··· Data to use

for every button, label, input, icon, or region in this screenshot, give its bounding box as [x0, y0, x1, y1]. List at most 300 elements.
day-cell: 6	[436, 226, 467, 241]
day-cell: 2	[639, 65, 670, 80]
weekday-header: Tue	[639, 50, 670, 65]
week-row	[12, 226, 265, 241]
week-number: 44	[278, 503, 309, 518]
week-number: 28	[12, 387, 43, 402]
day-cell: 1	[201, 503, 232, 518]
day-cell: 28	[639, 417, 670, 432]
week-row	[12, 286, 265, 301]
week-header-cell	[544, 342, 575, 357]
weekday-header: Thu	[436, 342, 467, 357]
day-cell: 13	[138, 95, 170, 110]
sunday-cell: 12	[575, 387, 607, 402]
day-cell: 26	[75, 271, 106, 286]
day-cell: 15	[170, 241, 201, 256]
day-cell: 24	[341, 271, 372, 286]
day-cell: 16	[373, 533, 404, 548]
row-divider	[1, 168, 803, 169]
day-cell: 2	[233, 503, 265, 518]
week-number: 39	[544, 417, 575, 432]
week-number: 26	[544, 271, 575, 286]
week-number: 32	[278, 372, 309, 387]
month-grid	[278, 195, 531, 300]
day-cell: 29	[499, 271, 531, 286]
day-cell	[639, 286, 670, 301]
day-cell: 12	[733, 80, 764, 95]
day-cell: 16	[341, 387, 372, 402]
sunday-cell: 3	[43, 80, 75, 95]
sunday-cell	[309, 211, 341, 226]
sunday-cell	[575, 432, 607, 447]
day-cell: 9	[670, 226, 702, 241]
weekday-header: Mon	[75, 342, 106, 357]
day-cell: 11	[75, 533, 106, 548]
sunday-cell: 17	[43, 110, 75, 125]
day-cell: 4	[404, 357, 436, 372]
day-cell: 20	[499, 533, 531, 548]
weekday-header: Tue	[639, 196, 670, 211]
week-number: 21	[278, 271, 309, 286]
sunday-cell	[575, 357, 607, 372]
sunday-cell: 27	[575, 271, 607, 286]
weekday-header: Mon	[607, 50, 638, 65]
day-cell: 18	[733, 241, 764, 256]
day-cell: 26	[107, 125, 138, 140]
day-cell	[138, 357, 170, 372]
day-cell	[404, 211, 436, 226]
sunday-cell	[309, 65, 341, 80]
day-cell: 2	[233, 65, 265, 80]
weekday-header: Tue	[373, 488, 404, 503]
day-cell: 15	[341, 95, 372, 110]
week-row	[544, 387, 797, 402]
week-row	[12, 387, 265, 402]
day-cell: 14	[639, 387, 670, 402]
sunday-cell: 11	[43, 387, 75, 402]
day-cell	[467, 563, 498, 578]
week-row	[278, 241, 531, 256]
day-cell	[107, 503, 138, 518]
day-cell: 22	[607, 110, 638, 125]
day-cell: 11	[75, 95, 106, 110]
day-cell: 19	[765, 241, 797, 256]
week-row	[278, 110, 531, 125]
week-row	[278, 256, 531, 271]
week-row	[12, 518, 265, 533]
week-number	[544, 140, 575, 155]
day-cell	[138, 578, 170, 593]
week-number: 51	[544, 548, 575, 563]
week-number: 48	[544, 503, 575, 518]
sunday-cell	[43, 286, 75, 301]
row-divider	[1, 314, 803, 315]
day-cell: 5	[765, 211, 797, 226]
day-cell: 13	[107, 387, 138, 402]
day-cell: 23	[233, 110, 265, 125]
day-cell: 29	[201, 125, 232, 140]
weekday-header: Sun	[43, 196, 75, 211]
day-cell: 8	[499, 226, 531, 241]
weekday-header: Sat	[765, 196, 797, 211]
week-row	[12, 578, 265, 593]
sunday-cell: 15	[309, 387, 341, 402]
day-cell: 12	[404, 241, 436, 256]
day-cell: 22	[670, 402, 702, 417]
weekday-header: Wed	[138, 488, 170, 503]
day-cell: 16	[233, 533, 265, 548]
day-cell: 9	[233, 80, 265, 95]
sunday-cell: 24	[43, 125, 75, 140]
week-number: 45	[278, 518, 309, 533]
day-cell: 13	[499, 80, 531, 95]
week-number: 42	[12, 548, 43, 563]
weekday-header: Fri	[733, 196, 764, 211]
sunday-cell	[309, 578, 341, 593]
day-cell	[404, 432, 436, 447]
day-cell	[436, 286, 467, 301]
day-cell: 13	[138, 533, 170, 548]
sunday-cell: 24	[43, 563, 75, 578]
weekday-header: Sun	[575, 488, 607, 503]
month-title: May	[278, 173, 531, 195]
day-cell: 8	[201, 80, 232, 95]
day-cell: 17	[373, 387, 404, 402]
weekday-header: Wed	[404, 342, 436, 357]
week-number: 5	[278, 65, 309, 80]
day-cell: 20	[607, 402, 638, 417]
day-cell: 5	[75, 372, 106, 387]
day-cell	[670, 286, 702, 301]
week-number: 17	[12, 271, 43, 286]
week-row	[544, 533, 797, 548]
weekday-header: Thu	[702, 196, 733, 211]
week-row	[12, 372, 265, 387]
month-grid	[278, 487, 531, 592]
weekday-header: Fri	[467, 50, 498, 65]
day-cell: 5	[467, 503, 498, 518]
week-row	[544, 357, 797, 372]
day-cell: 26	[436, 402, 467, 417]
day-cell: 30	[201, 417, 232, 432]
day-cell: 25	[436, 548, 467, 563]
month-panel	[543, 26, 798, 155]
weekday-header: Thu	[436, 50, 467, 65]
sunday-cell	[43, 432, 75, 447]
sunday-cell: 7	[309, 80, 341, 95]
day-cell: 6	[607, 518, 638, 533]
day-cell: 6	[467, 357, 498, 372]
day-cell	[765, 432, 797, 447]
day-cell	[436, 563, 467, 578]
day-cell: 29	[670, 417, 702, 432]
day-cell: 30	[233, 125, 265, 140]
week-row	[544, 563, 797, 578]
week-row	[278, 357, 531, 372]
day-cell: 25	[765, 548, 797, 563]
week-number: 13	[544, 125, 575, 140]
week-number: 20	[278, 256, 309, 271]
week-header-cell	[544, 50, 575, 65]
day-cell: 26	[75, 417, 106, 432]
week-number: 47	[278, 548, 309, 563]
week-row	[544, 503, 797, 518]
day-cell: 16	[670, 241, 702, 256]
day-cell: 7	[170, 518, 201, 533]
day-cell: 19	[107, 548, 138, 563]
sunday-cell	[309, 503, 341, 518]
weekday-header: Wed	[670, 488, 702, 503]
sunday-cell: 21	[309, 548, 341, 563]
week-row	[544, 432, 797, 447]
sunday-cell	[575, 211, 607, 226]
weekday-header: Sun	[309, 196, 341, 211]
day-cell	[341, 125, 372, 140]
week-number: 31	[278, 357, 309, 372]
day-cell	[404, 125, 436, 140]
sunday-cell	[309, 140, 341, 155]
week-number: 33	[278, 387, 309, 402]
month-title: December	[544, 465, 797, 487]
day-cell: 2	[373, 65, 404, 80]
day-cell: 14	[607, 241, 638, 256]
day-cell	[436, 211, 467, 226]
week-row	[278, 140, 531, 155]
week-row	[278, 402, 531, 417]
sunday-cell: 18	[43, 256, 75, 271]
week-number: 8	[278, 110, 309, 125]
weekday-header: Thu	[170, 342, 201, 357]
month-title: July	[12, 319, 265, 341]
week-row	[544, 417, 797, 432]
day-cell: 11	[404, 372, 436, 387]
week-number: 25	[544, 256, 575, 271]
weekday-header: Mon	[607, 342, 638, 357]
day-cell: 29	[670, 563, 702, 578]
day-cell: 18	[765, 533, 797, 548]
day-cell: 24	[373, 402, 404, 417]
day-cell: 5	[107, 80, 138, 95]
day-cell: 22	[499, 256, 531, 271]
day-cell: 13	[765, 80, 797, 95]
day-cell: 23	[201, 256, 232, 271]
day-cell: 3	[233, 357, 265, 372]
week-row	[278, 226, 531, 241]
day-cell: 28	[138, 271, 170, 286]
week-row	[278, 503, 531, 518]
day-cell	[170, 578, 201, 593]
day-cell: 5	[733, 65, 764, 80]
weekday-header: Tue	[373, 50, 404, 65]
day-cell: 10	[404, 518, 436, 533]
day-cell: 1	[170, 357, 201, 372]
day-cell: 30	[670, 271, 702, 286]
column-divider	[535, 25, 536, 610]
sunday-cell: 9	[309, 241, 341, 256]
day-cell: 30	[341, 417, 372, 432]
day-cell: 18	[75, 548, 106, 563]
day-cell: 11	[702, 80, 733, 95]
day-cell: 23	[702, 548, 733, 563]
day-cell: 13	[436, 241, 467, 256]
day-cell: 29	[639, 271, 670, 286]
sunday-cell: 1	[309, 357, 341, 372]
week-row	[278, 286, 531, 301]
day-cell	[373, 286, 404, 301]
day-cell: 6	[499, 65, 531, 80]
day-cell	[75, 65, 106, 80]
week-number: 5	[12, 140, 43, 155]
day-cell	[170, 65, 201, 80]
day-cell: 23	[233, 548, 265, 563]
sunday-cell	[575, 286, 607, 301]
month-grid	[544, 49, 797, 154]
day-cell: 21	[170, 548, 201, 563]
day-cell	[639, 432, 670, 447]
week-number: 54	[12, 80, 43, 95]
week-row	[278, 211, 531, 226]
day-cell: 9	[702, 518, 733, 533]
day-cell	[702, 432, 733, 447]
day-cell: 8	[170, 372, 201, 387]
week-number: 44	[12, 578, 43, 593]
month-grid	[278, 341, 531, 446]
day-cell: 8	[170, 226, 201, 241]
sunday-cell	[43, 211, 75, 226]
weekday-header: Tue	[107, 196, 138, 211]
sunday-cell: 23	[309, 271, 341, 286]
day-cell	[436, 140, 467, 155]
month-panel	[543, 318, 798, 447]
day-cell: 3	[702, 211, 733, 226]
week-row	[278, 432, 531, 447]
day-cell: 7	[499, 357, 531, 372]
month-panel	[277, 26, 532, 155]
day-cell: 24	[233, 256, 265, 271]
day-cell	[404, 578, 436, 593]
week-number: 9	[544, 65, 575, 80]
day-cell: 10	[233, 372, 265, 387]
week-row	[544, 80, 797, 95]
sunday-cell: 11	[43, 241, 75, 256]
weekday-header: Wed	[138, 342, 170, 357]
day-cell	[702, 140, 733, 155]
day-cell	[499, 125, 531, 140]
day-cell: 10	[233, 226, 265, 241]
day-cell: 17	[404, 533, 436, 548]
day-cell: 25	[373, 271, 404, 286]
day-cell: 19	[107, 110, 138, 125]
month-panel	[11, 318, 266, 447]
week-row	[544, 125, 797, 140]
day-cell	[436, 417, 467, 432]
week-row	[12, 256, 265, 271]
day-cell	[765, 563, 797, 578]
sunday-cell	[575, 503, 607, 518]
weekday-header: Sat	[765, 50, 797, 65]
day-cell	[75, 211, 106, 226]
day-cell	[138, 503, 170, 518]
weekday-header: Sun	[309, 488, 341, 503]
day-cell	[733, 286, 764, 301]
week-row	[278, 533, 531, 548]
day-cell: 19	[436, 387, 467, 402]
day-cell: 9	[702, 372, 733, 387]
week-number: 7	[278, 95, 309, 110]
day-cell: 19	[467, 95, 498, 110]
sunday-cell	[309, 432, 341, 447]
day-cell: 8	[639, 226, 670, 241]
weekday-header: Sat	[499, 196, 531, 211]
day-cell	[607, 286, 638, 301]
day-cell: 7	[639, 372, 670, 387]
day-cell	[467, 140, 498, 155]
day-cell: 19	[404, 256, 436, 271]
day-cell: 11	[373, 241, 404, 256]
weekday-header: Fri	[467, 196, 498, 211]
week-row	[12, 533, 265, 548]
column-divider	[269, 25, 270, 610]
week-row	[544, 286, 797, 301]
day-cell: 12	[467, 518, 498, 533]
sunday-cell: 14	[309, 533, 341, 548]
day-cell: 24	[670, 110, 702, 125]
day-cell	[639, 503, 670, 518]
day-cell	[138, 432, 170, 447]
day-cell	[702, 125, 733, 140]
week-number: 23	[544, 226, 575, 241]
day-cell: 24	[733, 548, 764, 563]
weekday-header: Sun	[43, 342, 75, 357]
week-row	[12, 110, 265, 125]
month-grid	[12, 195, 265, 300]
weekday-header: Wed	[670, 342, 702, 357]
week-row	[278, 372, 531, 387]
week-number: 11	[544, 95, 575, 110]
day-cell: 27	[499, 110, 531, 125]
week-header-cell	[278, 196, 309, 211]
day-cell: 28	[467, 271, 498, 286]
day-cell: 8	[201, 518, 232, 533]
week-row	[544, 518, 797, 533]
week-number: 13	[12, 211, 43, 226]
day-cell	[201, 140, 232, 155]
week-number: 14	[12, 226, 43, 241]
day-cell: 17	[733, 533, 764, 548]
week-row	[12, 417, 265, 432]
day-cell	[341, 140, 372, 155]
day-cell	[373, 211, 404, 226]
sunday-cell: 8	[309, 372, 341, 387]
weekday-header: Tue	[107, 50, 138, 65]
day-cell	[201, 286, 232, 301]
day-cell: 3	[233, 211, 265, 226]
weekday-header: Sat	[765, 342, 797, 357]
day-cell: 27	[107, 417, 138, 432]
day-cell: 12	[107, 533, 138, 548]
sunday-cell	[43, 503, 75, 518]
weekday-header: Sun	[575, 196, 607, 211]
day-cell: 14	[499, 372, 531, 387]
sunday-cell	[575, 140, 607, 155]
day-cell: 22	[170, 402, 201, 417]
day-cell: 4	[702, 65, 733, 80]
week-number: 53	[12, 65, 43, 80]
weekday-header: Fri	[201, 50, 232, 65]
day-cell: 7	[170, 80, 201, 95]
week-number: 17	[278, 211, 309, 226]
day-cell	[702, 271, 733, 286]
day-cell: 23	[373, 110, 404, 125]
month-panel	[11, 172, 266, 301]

······

▶ Directive
Edit the part of the records that runs from their start through the line containing "195, 531, 300]" by replacing "week-number" with "week-index" and leaving everything else unchanged. Give only that part.

▶ Result of the task
for every button, label, input, icon, or region in this screenshot, give its bounding box as [x0, y0, x1, y1]. List at most 300 elements.
day-cell: 6	[436, 226, 467, 241]
day-cell: 2	[639, 65, 670, 80]
weekday-header: Tue	[639, 50, 670, 65]
week-row	[12, 226, 265, 241]
week-index: 44	[278, 503, 309, 518]
week-index: 28	[12, 387, 43, 402]
day-cell: 1	[201, 503, 232, 518]
day-cell: 28	[639, 417, 670, 432]
week-row	[12, 286, 265, 301]
week-header-cell	[544, 342, 575, 357]
weekday-header: Thu	[436, 342, 467, 357]
day-cell: 13	[138, 95, 170, 110]
sunday-cell: 12	[575, 387, 607, 402]
day-cell: 26	[75, 271, 106, 286]
day-cell: 15	[170, 241, 201, 256]
day-cell: 24	[341, 271, 372, 286]
day-cell: 16	[373, 533, 404, 548]
row-divider	[1, 168, 803, 169]
day-cell: 2	[233, 503, 265, 518]
week-index: 39	[544, 417, 575, 432]
week-index: 26	[544, 271, 575, 286]
week-index: 32	[278, 372, 309, 387]
month-grid	[278, 195, 531, 300]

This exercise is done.